Exercise directions:
Copy out every line of the data exactly.
___ Records for this task
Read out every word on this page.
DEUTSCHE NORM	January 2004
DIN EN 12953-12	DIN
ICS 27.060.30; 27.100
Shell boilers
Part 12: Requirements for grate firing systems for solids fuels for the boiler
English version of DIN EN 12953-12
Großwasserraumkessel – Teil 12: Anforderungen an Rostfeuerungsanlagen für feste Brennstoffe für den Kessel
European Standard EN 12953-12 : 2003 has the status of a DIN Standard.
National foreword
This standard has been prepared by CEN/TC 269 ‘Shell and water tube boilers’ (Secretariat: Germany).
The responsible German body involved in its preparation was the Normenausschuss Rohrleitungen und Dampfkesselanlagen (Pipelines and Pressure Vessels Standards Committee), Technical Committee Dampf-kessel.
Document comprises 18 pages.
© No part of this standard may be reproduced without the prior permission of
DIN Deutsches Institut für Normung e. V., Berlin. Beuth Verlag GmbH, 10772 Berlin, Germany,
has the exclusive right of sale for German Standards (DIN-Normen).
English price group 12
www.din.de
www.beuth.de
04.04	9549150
______
Task solution:
Read out every word on this page.
DEUTSCHE NORM	January 2004
DIN EN 12953-12	DIN
ICS 27.060.30; 27.100
Shell boilers
Part 12: Requirements for grate firing systems for solids fuels for the boiler
English version of DIN EN 12953-12
Großwasserraumkessel – Teil 12: Anforderungen an Rostfeuerungsanlagen für feste Brennstoffe für den Kessel
European Standard EN 12953-12 : 2003 has the status of a DIN Standard.
National foreword
This standard has been prepared by CEN/TC 269 ‘Shell and water tube boilers’ (Secretariat: Germany).
The responsible German body involved in its preparation was the Normenausschuss Rohrleitungen und Dampfkesselanlagen (Pipelines and Pressure Vessels Standards Committee), Technical Committee Dampf-kessel.
Document comprises 18 pages.
© No part of this standard may be reproduced without the prior permission of
DIN Deutsches Institut für Normung e. V., Berlin. Beuth Verlag GmbH, 10772 Berlin, Germany,
has the exclusive right of sale for German Standards (DIN-Normen).
English price group 12
www.din.de
www.beuth.de
04.04	9549150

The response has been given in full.